• **DATA PROVIDED**
================

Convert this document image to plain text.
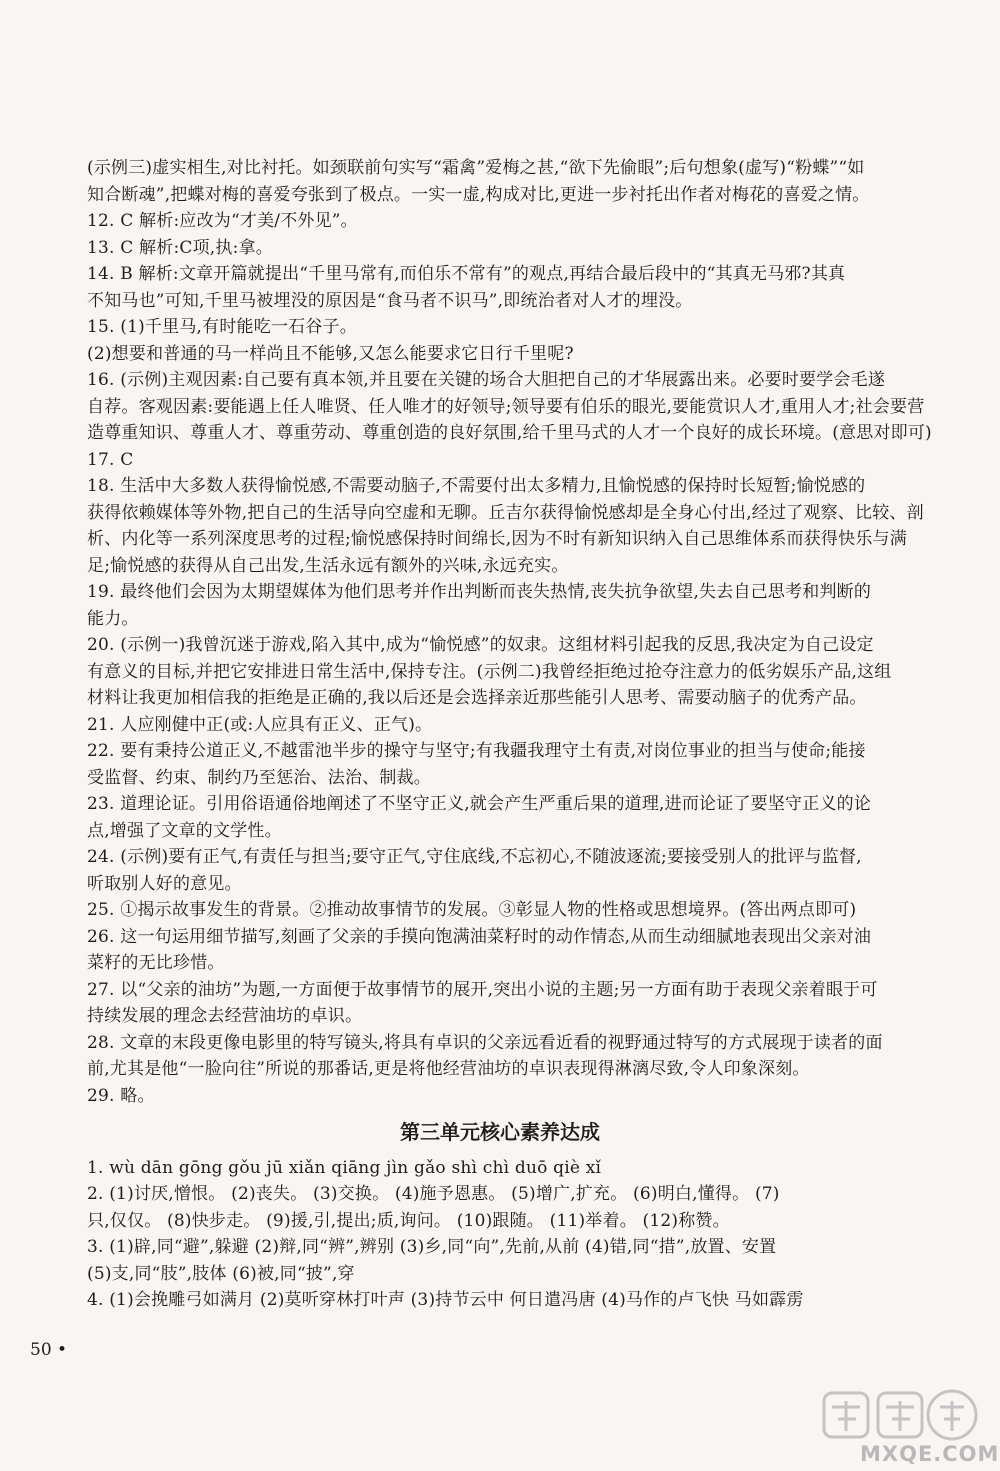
(示例三)虚实相生,对比衬托。如颈联前句实写“霜禽”爱梅之甚,“欲下先偷眼”;后句想象(虚写)“粉蝶”“如
知合断魂”,把蝶对梅的喜爱夸张到了极点。一实一虚,构成对比,更进一步衬托出作者对梅花的喜爱之情。
12. C 解析:应改为“才美/不外见”。
13. C 解析:C项,执:拿。
14. B 解析:文章开篇就提出“千里马常有,而伯乐不常有”的观点,再结合最后段中的“其真无马邪?其真
不知马也”可知,千里马被埋没的原因是“食马者不识马”,即统治者对人才的埋没。
15. (1)千里马,有时能吃一石谷子。
(2)想要和普通的马一样尚且不能够,又怎么能要求它日行千里呢?
16. (示例)主观因素:自己要有真本领,并且要在关键的场合大胆把自己的才华展露出来。必要时要学会毛遂
自荐。客观因素:要能遇上任人唯贤、任人唯才的好领导;领导要有伯乐的眼光,要能赏识人才,重用人才;社会要营
造尊重知识、尊重人才、尊重劳动、尊重创造的良好氛围,给千里马式的人才一个良好的成长环境。(意思对即可)
17. C
18. 生活中大多数人获得愉悦感,不需要动脑子,不需要付出太多精力,且愉悦感的保持时长短暂;愉悦感的
获得依赖媒体等外物,把自己的生活导向空虚和无聊。丘吉尔获得愉悦感却是全身心付出,经过了观察、比较、剖
析、内化等一系列深度思考的过程;愉悦感保持时间绵长,因为不时有新知识纳入自己思维体系而获得快乐与满
足;愉悦感的获得从自己出发,生活永远有额外的兴味,永远充实。
19. 最终他们会因为太期望媒体为他们思考并作出判断而丧失热情,丧失抗争欲望,失去自己思考和判断的
能力。
20. (示例一)我曾沉迷于游戏,陷入其中,成为“愉悦感”的奴隶。这组材料引起我的反思,我决定为自己设定
有意义的目标,并把它安排进日常生活中,保持专注。(示例二)我曾经拒绝过抢夺注意力的低劣娱乐产品,这组
材料让我更加相信我的拒绝是正确的,我以后还是会选择亲近那些能引人思考、需要动脑子的优秀产品。
21. 人应刚健中正(或:人应具有正义、正气)。
22. 要有秉持公道正义,不越雷池半步的操守与坚守;有我疆我理守土有责,对岗位事业的担当与使命;能接
受监督、约束、制约乃至惩治、法治、制裁。
23. 道理论证。引用俗语通俗地阐述了不坚守正义,就会产生严重后果的道理,进而论证了要坚守正义的论
点,增强了文章的文学性。
24. (示例)要有正气,有责任与担当;要守正气,守住底线,不忘初心,不随波逐流;要接受别人的批评与监督,
听取别人好的意见。
25. ①揭示故事发生的背景。②推动故事情节的发展。③彰显人物的性格或思想境界。(答出两点即可)
26. 这一句运用细节描写,刻画了父亲的手摸向饱满油菜籽时的动作情态,从而生动细腻地表现出父亲对油
菜籽的无比珍惜。
27. 以“父亲的油坊”为题,一方面便于故事情节的展开,突出小说的主题;另一方面有助于表现父亲着眼于可
持续发展的理念去经营油坊的卓识。
28. 文章的末段更像电影里的特写镜头,将具有卓识的父亲远看近看的视野通过特写的方式展现于读者的面
前,尤其是他“一脸向往”所说的那番话,更是将他经营油坊的卓识表现得淋漓尽致,令人印象深刻。
29. 略。
第三单元核心素养达成
1. wù dān gōng gǒu jū xiǎn qiāng jìn gǎo shì chì duō qiè xǐ
2. (1)讨厌,憎恨。 (2)丧失。 (3)交换。 (4)施予恩惠。 (5)增广,扩充。 (6)明白,懂得。 (7)
只,仅仅。 (8)快步走。 (9)援,引,提出;质,询问。 (10)跟随。 (11)举着。 (12)称赞。
3. (1)辟,同“避”,躲避 (2)辩,同“辨”,辨别 (3)乡,同“向”,先前,从前 (4)错,同“措”,放置、安置
(5)支,同“肢”,肢体 (6)被,同“披”,穿
4. (1)会挽雕弓如满月 (2)莫听穿林打叶声 (3)持节云中 何日遣冯唐 (4)马作的卢飞快 马如霹雳
50 •
MXQE.COM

================

• **DESCRIPTION OF THE TASK**
Without the pictures, transcribe the listing above exactly.

• **CORRECT OUTPUT**
Convert this document image to plain text.
(示例三)虚实相生,对比衬托。如颈联前句实写“霜禽”爱梅之甚,“欲下先偷眼”;后句想象(虚写)“粉蝶”“如
知合断魂”,把蝶对梅的喜爱夸张到了极点。一实一虚,构成对比,更进一步衬托出作者对梅花的喜爱之情。
12. C 解析:应改为“才美/不外见”。
13. C 解析:C项,执:拿。
14. B 解析:文章开篇就提出“千里马常有,而伯乐不常有”的观点,再结合最后段中的“其真无马邪?其真
不知马也”可知,千里马被埋没的原因是“食马者不识马”,即统治者对人才的埋没。
15. (1)千里马,有时能吃一石谷子。
(2)想要和普通的马一样尚且不能够,又怎么能要求它日行千里呢?
16. (示例)主观因素:自己要有真本领,并且要在关键的场合大胆把自己的才华展露出来。必要时要学会毛遂
自荐。客观因素:要能遇上任人唯贤、任人唯才的好领导;领导要有伯乐的眼光,要能赏识人才,重用人才;社会要营
造尊重知识、尊重人才、尊重劳动、尊重创造的良好氛围,给千里马式的人才一个良好的成长环境。(意思对即可)
17. C
18. 生活中大多数人获得愉悦感,不需要动脑子,不需要付出太多精力,且愉悦感的保持时长短暂;愉悦感的
获得依赖媒体等外物,把自己的生活导向空虚和无聊。丘吉尔获得愉悦感却是全身心付出,经过了观察、比较、剖
析、内化等一系列深度思考的过程;愉悦感保持时间绵长,因为不时有新知识纳入自己思维体系而获得快乐与满
足;愉悦感的获得从自己出发,生活永远有额外的兴味,永远充实。
19. 最终他们会因为太期望媒体为他们思考并作出判断而丧失热情,丧失抗争欲望,失去自己思考和判断的
能力。
20. (示例一)我曾沉迷于游戏,陷入其中,成为“愉悦感”的奴隶。这组材料引起我的反思,我决定为自己设定
有意义的目标,并把它安排进日常生活中,保持专注。(示例二)我曾经拒绝过抢夺注意力的低劣娱乐产品,这组
材料让我更加相信我的拒绝是正确的,我以后还是会选择亲近那些能引人思考、需要动脑子的优秀产品。
21. 人应刚健中正(或:人应具有正义、正气)。
22. 要有秉持公道正义,不越雷池半步的操守与坚守;有我疆我理守土有责,对岗位事业的担当与使命;能接
受监督、约束、制约乃至惩治、法治、制裁。
23. 道理论证。引用俗语通俗地阐述了不坚守正义,就会产生严重后果的道理,进而论证了要坚守正义的论
点,增强了文章的文学性。
24. (示例)要有正气,有责任与担当;要守正气,守住底线,不忘初心,不随波逐流;要接受别人的批评与监督,
听取别人好的意见。
25. ①揭示故事发生的背景。②推动故事情节的发展。③彰显人物的性格或思想境界。(答出两点即可)
26. 这一句运用细节描写,刻画了父亲的手摸向饱满油菜籽时的动作情态,从而生动细腻地表现出父亲对油
菜籽的无比珍惜。
27. 以“父亲的油坊”为题,一方面便于故事情节的展开,突出小说的主题;另一方面有助于表现父亲着眼于可
持续发展的理念去经营油坊的卓识。
28. 文章的末段更像电影里的特写镜头,将具有卓识的父亲远看近看的视野通过特写的方式展现于读者的面
前,尤其是他“一脸向往”所说的那番话,更是将他经营油坊的卓识表现得淋漓尽致,令人印象深刻。
29. 略。
第三单元核心素养达成
1. wù dān gōng gǒu jū xiǎn qiāng jìn gǎo shì chì duō qiè xǐ
2. (1)讨厌,憎恨。 (2)丧失。 (3)交换。 (4)施予恩惠。 (5)增广,扩充。 (6)明白,懂得。 (7)
只,仅仅。 (8)快步走。 (9)援,引,提出;质,询问。 (10)跟随。 (11)举着。 (12)称赞。
3. (1)辟,同“避”,躲避 (2)辩,同“辨”,辨别 (3)乡,同“向”,先前,从前 (4)错,同“措”,放置、安置
(5)支,同“肢”,肢体 (6)被,同“披”,穿
4. (1)会挽雕弓如满月 (2)莫听穿林打叶声 (3)持节云中 何日遣冯唐 (4)马作的卢飞快 马如霹雳
50 •
MXQE.COM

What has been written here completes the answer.